§ **Records shown**:
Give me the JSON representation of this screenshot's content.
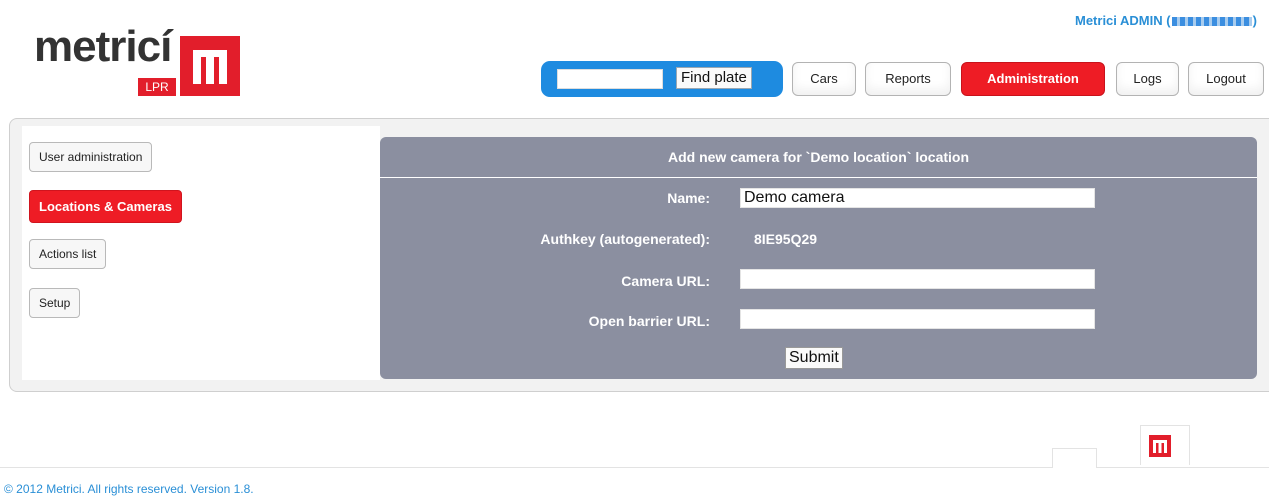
{
  "brand": {
    "name": "metricí",
    "badge": "LPR"
  },
  "header": {
    "user_prefix": "Metrici ADMIN (",
    "user_suffix": ")",
    "search": {
      "value": "",
      "button": "Find plate"
    },
    "nav": [
      "Cars",
      "Reports",
      "Administration",
      "Logs",
      "Logout"
    ],
    "active_nav": "Administration"
  },
  "sidebar": {
    "items": [
      "User administration",
      "Locations & Cameras",
      "Actions list",
      "Setup"
    ],
    "active": "Locations & Cameras"
  },
  "form": {
    "title": "Add new camera for `Demo location` location",
    "name_label": "Name:",
    "name_value": "Demo camera",
    "authkey_label": "Authkey (autogenerated):",
    "authkey_value": "8IE95Q29",
    "camera_url_label": "Camera URL:",
    "camera_url_value": "",
    "barrier_url_label": "Open barrier URL:",
    "barrier_url_value": "",
    "submit": "Submit"
  },
  "footer": {
    "copyright": "© 2012 Metrici. All rights reserved. Version 1.8."
  },
  "colors": {
    "accent_red": "#ee1c25",
    "link_blue": "#2a8fd6",
    "search_blue": "#1e8be0",
    "panel_gray": "#8b8fa0"
  },
  "icons": [
    "metrici-logo-icon",
    "metrici-footer-logo-icon"
  ]
}
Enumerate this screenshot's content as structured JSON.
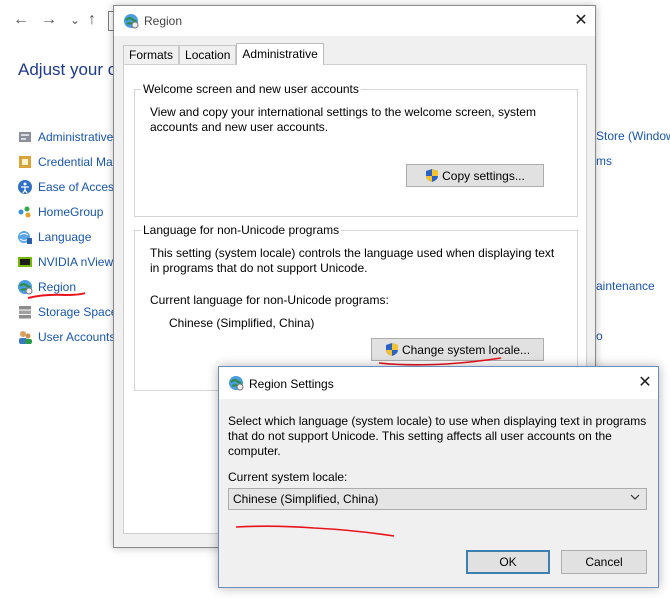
{
  "control_panel": {
    "nav": {
      "back": "←",
      "forward": "→",
      "recent": "⌄",
      "up": "↑"
    },
    "title": "Adjust your co",
    "items": [
      {
        "label": "Administrative",
        "icon": "administrative-tools-icon"
      },
      {
        "label": "Credential Ma",
        "icon": "credential-manager-icon"
      },
      {
        "label": "Ease of Access",
        "icon": "ease-of-access-icon"
      },
      {
        "label": "HomeGroup",
        "icon": "homegroup-icon"
      },
      {
        "label": "Language",
        "icon": "language-icon"
      },
      {
        "label": "NVIDIA nView",
        "icon": "nvidia-nview-icon"
      },
      {
        "label": "Region",
        "icon": "region-icon"
      },
      {
        "label": "Storage Spaces",
        "icon": "storage-spaces-icon"
      },
      {
        "label": "User Accounts",
        "icon": "user-accounts-icon"
      }
    ],
    "right_items": [
      "Store (Window",
      "ms",
      "aintenance",
      "o"
    ]
  },
  "region_dialog": {
    "title": "Region",
    "close": "✕",
    "tabs": [
      "Formats",
      "Location",
      "Administrative"
    ],
    "welcome_group": {
      "title": "Welcome screen and new user accounts",
      "description": "View and copy your international settings to the welcome screen, system accounts and new user accounts.",
      "button": "Copy settings..."
    },
    "unicode_group": {
      "title": "Language for non-Unicode programs",
      "description": "This setting (system locale) controls the language used when displaying text in programs that do not support Unicode.",
      "current_label": "Current language for non-Unicode programs:",
      "current_value": "Chinese (Simplified, China)",
      "button": "Change system locale..."
    }
  },
  "region_settings_dialog": {
    "title": "Region Settings",
    "close": "✕",
    "description": "Select which language (system locale) to use when displaying text in programs that do not support Unicode. This setting affects all user accounts on the computer.",
    "locale_label": "Current system locale:",
    "locale_value": "Chinese (Simplified, China)",
    "ok": "OK",
    "cancel": "Cancel"
  },
  "colors": {
    "link": "#1a56a8",
    "title": "#1e3a8a",
    "annotation": "#e8141b",
    "ok_border": "#3c7fb1"
  }
}
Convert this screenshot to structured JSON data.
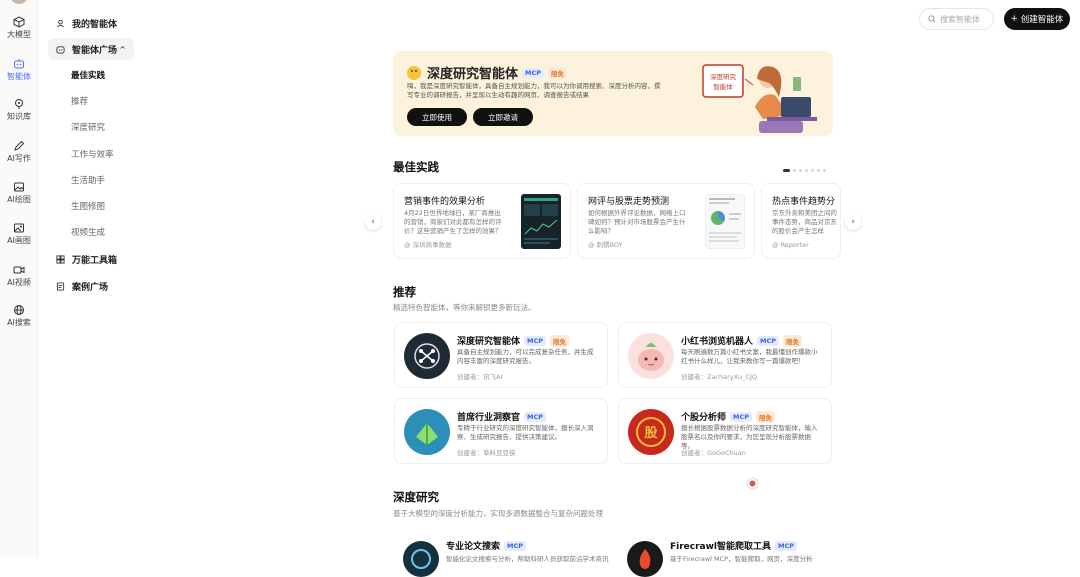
{
  "rail": [
    {
      "icon": "cube-icon",
      "label": "大模型"
    },
    {
      "icon": "agent-icon",
      "label": "智能体",
      "active": true
    },
    {
      "icon": "location-icon",
      "label": "知识库"
    },
    {
      "icon": "pen-icon",
      "label": "AI写作"
    },
    {
      "icon": "image-icon",
      "label": "AI绘图"
    },
    {
      "icon": "image-edit-icon",
      "label": "AI画图"
    },
    {
      "icon": "video-icon",
      "label": "AI视频"
    },
    {
      "icon": "globe-icon",
      "label": "AI搜索"
    }
  ],
  "nav": {
    "my_agents": "我的智能体",
    "agent_plaza": "智能体广场",
    "subs": [
      "最佳实践",
      "推荐",
      "深度研究",
      "工作与效率",
      "生活助手",
      "生图修图",
      "视频生成"
    ],
    "toolbox": "万能工具箱",
    "case_plaza": "案例广场"
  },
  "topbar": {
    "search_placeholder": "搜索智能体",
    "create_label": "创建智能体"
  },
  "banner": {
    "title": "深度研究智能体",
    "tag_mcp": "MCP",
    "tag_free": "限免",
    "desc": "嗨，我是深度研究智能体，具备自主规划能力，我可以为你调用搜索、深度分析内容，撰写专业的调研报告，并呈现以生动有趣的网页、调查报告或结果",
    "btn_use": "立即使用",
    "btn_invite": "立即邀请",
    "illus_text": "深度研究\n智能体"
  },
  "best": {
    "title": "最佳实践",
    "cards": [
      {
        "title": "营销事件的效果分析",
        "desc": "4月22日世界地球日，某厂商推出的营销，商家们对此都有怎样的评价？这些营销产生了怎样的效果？",
        "author": "@ 深圳商事数据"
      },
      {
        "title": "网评与股票走势预测",
        "desc": "如何根据外界评论数据，网络上口碑如何？预计对市场股票会产生什么影响？",
        "author": "@ 刺猬BOY"
      },
      {
        "title": "热点事件趋势分",
        "desc": "京东外卖和美团之间的事件态势，商品对京东的股价会产生怎样",
        "author": "@ Reporter"
      }
    ]
  },
  "rec": {
    "title": "推荐",
    "sub": "精选特色智能体，等你来解锁更多新玩法。",
    "cards": [
      {
        "title": "深度研究智能体",
        "tags": [
          "MCP",
          "限免"
        ],
        "desc": "具备自主规划能力，可以完成复杂任务，并生成内容丰富的深度研究报告。",
        "creator": "创建者：讯飞AI"
      },
      {
        "title": "小红书浏览机器人",
        "tags": [
          "MCP",
          "限免"
        ],
        "desc": "每天刷遍数万篇小红书文案，我最懂创作爆款小红书什么样儿，让我来教你写一篇爆款吧！",
        "creator": "创建者：ZacharyXu_CJQ"
      },
      {
        "title": "首席行业洞察官",
        "tags": [
          "MCP"
        ],
        "desc": "专精于行业研究的深度研究智能体，擅长深入洞察、生成研究报告、提供决策建议。",
        "creator": "创建者：草料豆豆侠"
      },
      {
        "title": "个股分析师",
        "tags": [
          "MCP",
          "限免"
        ],
        "desc": "擅长根据股票数据分析的深度研究智能体，输入股票名以及你的要求，为您呈现分析股票数据等。",
        "creator": "创建者：GoGoChuan"
      }
    ]
  },
  "deep": {
    "title": "深度研究",
    "sub": "基于大模型的深度分析能力，实现多源数据整合与复杂问题处理",
    "cards": [
      {
        "title": "专业论文搜索",
        "tags": [
          "MCP"
        ],
        "desc": "智能化论文搜索与分析，帮助科研人员获取前沿学术资讯"
      },
      {
        "title": "Firecrawl智能爬取工具",
        "tags": [
          "MCP"
        ],
        "desc": "基于Firecrawl MCP，智能爬取，网页，深度分析"
      }
    ]
  },
  "colors": {
    "accent": "#4a6cf7",
    "banner_bg": "#fdf3dc",
    "primary_btn": "#111111"
  }
}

§ **Exercise aim**: Count every line bearing the word "system"; report the total only.

§ **Solution for this problem**: 5